_DESCRIPTION OF THE TASK_. Below are the records. Gather each line that holds "only".

Collection entries
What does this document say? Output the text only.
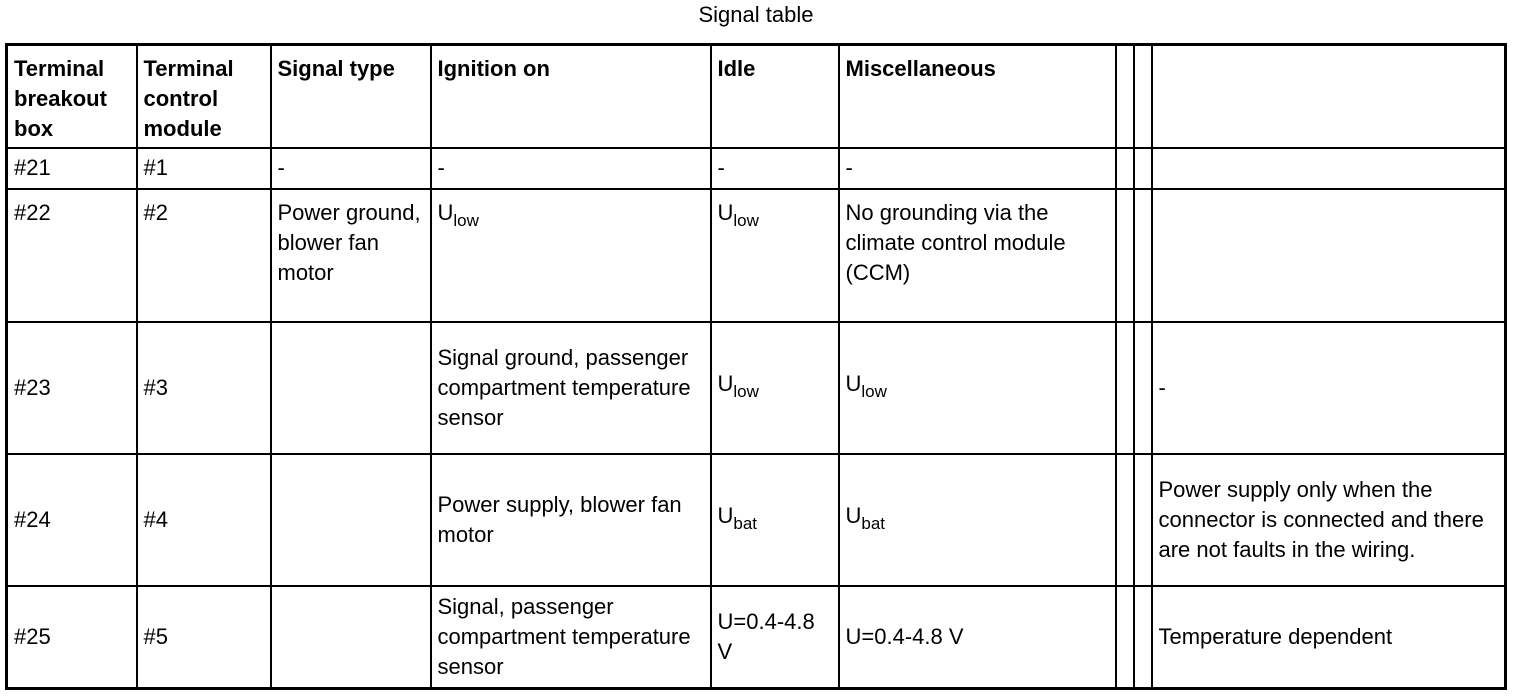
Signal table
Terminal breakout box	Terminal control module	Signal type	Ignition on	Idle	Miscellaneous			
#21	#1	-	-	-	-			
#22	#2	Power ground, blower fan motor	$U_{low}$	$U_{low}$	No grounding via the climate control module (CCM)			
#23	#3		Signal ground, passenger compartment temperature sensor	$U_{low}$	$U_{low}$			-
#24	#4		Power supply, blower fan motor	$U_{bat}$	$U_{bat}$			Power supply only when the connector is connected and there are not faults in the wiring.
#25	#5		Signal, passenger compartment temperature sensor	U=0.4-4.8 V	U=0.4-4.8 V			Temperature dependent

_REPLY TO THE TASK_.
What does this document say? Output the text only.
#24	#4		Power supply, blower fan motor	$U_{bat}$	$U_{bat}$			Power supply only when the connector is connected and there are not faults in the wiring.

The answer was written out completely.